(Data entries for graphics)
>> START

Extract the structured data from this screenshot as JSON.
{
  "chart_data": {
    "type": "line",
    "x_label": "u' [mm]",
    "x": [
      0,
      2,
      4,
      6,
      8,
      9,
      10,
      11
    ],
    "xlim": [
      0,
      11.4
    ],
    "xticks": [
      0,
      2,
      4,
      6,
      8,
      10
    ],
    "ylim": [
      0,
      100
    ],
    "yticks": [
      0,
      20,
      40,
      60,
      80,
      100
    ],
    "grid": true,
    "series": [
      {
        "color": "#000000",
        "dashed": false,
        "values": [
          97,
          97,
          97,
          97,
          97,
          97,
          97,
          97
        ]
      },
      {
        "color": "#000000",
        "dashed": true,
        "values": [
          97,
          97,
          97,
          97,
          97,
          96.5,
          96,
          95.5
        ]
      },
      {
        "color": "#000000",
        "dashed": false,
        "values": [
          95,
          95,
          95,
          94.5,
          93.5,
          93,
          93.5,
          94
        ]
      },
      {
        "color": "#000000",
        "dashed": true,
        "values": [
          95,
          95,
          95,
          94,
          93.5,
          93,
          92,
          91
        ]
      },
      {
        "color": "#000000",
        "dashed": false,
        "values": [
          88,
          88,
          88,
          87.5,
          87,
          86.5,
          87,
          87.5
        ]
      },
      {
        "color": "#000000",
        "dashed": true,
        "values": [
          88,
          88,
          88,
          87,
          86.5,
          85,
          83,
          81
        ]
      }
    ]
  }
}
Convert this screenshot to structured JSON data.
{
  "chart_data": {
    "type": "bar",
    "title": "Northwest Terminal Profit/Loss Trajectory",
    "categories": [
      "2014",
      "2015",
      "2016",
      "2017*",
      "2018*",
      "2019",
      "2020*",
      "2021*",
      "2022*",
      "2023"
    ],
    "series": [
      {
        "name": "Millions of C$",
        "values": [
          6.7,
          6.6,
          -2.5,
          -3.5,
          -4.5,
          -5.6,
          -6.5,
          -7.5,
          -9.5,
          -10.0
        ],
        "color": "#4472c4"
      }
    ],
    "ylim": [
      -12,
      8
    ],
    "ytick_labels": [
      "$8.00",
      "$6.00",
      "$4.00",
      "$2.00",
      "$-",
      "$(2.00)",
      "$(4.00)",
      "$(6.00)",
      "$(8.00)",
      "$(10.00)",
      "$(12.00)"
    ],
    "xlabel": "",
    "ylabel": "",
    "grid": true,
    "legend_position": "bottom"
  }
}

>> END

* **Your objective**
Every line of the data above should be reproduced word for word.

* **Solution to the exercise**
Extract the structured data from this screenshot as JSON.
{
  "chart_data": {
    "type": "line",
    "x_label": "u' [mm]",
    "x": [
      0,
      2,
      4,
      6,
      8,
      9,
      10,
      11
    ],
    "xlim": [
      0,
      11.4
    ],
    "xticks": [
      0,
      2,
      4,
      6,
      8,
      10
    ],
    "ylim": [
      0,
      100
    ],
    "yticks": [
      0,
      20,
      40,
      60,
      80,
      100
    ],
    "grid": true,
    "series": [
      {
        "color": "#000000",
        "dashed": false,
        "values": [
          97,
          97,
          97,
          97,
          97,
          97,
          97,
          97
        ]
      },
      {
        "color": "#000000",
        "dashed": true,
        "values": [
          97,
          97,
          97,
          97,
          97,
          96.5,
          96,
          95.5
        ]
      },
      {
        "color": "#000000",
        "dashed": false,
        "values": [
          95,
          95,
          95,
          94.5,
          93.5,
          93,
          93.5,
          94
        ]
      },
      {
        "color": "#000000",
        "dashed": true,
        "values": [
          95,
          95,
          95,
          94,
          93.5,
          93,
          92,
          91
        ]
      },
      {
        "color": "#000000",
        "dashed": false,
        "values": [
          88,
          88,
          88,
          87.5,
          87,
          86.5,
          87,
          87.5
        ]
      },
      {
        "color": "#000000",
        "dashed": true,
        "values": [
          88,
          88,
          88,
          87,
          86.5,
          85,
          83,
          81
        ]
      }
    ]
  }
}
Convert this screenshot to structured JSON data.
{
  "chart_data": {
    "type": "bar",
    "title": "Northwest Terminal Profit/Loss Trajectory",
    "categories": [
      "2014",
      "2015",
      "2016",
      "2017*",
      "2018*",
      "2019",
      "2020*",
      "2021*",
      "2022*",
      "2023"
    ],
    "series": [
      {
        "name": "Millions of C$",
        "values": [
          6.7,
          6.6,
          -2.5,
          -3.5,
          -4.5,
          -5.6,
          -6.5,
          -7.5,
          -9.5,
          -10.0
        ],
        "color": "#4472c4"
      }
    ],
    "ylim": [
      -12,
      8
    ],
    "ytick_labels": [
      "$8.00",
      "$6.00",
      "$4.00",
      "$2.00",
      "$-",
      "$(2.00)",
      "$(4.00)",
      "$(6.00)",
      "$(8.00)",
      "$(10.00)",
      "$(12.00)"
    ],
    "xlabel": "",
    "ylabel": "",
    "grid": true,
    "legend_position": "bottom"
  }
}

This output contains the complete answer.